--- START Given information ---

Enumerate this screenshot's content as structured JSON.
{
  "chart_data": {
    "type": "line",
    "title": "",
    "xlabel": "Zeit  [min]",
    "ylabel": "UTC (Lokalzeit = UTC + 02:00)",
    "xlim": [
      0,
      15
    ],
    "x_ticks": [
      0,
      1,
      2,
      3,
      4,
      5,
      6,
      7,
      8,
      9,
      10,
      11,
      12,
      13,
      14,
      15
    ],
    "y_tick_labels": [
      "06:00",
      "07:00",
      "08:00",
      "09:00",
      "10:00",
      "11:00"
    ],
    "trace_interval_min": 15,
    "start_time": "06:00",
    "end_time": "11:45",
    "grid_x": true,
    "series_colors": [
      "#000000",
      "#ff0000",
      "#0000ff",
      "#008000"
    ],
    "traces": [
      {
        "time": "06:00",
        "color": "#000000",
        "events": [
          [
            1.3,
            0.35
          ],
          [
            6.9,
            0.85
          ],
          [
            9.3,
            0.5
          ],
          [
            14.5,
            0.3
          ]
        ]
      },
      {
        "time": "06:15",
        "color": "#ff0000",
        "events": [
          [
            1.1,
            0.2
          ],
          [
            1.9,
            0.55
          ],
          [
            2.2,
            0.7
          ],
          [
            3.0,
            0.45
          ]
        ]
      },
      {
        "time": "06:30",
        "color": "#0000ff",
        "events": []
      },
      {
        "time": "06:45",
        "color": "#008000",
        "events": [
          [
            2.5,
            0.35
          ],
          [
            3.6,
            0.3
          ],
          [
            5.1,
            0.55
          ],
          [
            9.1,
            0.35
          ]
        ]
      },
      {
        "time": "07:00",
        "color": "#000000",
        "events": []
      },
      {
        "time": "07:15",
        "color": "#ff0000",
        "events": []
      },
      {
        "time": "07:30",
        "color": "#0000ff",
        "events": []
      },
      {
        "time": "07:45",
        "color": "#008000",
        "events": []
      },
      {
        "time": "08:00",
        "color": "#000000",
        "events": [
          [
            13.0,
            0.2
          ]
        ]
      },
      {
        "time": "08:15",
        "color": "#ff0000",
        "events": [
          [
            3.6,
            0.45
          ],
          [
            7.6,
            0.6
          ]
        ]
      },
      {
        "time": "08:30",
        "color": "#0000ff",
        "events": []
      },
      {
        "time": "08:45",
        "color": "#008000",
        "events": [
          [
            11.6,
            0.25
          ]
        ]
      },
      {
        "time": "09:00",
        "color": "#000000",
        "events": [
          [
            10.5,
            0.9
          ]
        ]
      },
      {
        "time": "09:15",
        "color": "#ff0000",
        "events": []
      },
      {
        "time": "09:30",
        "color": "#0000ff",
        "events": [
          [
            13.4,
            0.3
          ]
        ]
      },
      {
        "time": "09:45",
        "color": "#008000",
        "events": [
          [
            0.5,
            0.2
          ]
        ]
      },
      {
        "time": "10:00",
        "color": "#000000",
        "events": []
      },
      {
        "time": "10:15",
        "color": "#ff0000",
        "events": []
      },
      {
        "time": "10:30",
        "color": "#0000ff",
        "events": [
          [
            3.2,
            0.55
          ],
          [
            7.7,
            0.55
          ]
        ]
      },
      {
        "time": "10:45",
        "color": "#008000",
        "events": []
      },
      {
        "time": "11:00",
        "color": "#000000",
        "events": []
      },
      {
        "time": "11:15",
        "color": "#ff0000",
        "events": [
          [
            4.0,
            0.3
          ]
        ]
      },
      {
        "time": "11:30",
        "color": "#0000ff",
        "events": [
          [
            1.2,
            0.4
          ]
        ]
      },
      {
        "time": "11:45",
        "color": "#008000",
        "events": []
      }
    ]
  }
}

--- END Given information ---

Exercise requirements> Type the material above out again, exactly.

Result of this task>
Enumerate this screenshot's content as structured JSON.
{
  "chart_data": {
    "type": "line",
    "title": "",
    "xlabel": "Zeit  [min]",
    "ylabel": "UTC (Lokalzeit = UTC + 02:00)",
    "xlim": [
      0,
      15
    ],
    "x_ticks": [
      0,
      1,
      2,
      3,
      4,
      5,
      6,
      7,
      8,
      9,
      10,
      11,
      12,
      13,
      14,
      15
    ],
    "y_tick_labels": [
      "06:00",
      "07:00",
      "08:00",
      "09:00",
      "10:00",
      "11:00"
    ],
    "trace_interval_min": 15,
    "start_time": "06:00",
    "end_time": "11:45",
    "grid_x": true,
    "series_colors": [
      "#000000",
      "#ff0000",
      "#0000ff",
      "#008000"
    ],
    "traces": [
      {
        "time": "06:00",
        "color": "#000000",
        "events": [
          [
            1.3,
            0.35
          ],
          [
            6.9,
            0.85
          ],
          [
            9.3,
            0.5
          ],
          [
            14.5,
            0.3
          ]
        ]
      },
      {
        "time": "06:15",
        "color": "#ff0000",
        "events": [
          [
            1.1,
            0.2
          ],
          [
            1.9,
            0.55
          ],
          [
            2.2,
            0.7
          ],
          [
            3.0,
            0.45
          ]
        ]
      },
      {
        "time": "06:30",
        "color": "#0000ff",
        "events": []
      },
      {
        "time": "06:45",
        "color": "#008000",
        "events": [
          [
            2.5,
            0.35
          ],
          [
            3.6,
            0.3
          ],
          [
            5.1,
            0.55
          ],
          [
            9.1,
            0.35
          ]
        ]
      },
      {
        "time": "07:00",
        "color": "#000000",
        "events": []
      },
      {
        "time": "07:15",
        "color": "#ff0000",
        "events": []
      },
      {
        "time": "07:30",
        "color": "#0000ff",
        "events": []
      },
      {
        "time": "07:45",
        "color": "#008000",
        "events": []
      },
      {
        "time": "08:00",
        "color": "#000000",
        "events": [
          [
            13.0,
            0.2
          ]
        ]
      },
      {
        "time": "08:15",
        "color": "#ff0000",
        "events": [
          [
            3.6,
            0.45
          ],
          [
            7.6,
            0.6
          ]
        ]
      },
      {
        "time": "08:30",
        "color": "#0000ff",
        "events": []
      },
      {
        "time": "08:45",
        "color": "#008000",
        "events": [
          [
            11.6,
            0.25
          ]
        ]
      },
      {
        "time": "09:00",
        "color": "#000000",
        "events": [
          [
            10.5,
            0.9
          ]
        ]
      },
      {
        "time": "09:15",
        "color": "#ff0000",
        "events": []
      },
      {
        "time": "09:30",
        "color": "#0000ff",
        "events": [
          [
            13.4,
            0.3
          ]
        ]
      },
      {
        "time": "09:45",
        "color": "#008000",
        "events": [
          [
            0.5,
            0.2
          ]
        ]
      },
      {
        "time": "10:00",
        "color": "#000000",
        "events": []
      },
      {
        "time": "10:15",
        "color": "#ff0000",
        "events": []
      },
      {
        "time": "10:30",
        "color": "#0000ff",
        "events": [
          [
            3.2,
            0.55
          ],
          [
            7.7,
            0.55
          ]
        ]
      },
      {
        "time": "10:45",
        "color": "#008000",
        "events": []
      },
      {
        "time": "11:00",
        "color": "#000000",
        "events": []
      },
      {
        "time": "11:15",
        "color": "#ff0000",
        "events": [
          [
            4.0,
            0.3
          ]
        ]
      },
      {
        "time": "11:30",
        "color": "#0000ff",
        "events": [
          [
            1.2,
            0.4
          ]
        ]
      },
      {
        "time": "11:45",
        "color": "#008000",
        "events": []
      }
    ]
  }
}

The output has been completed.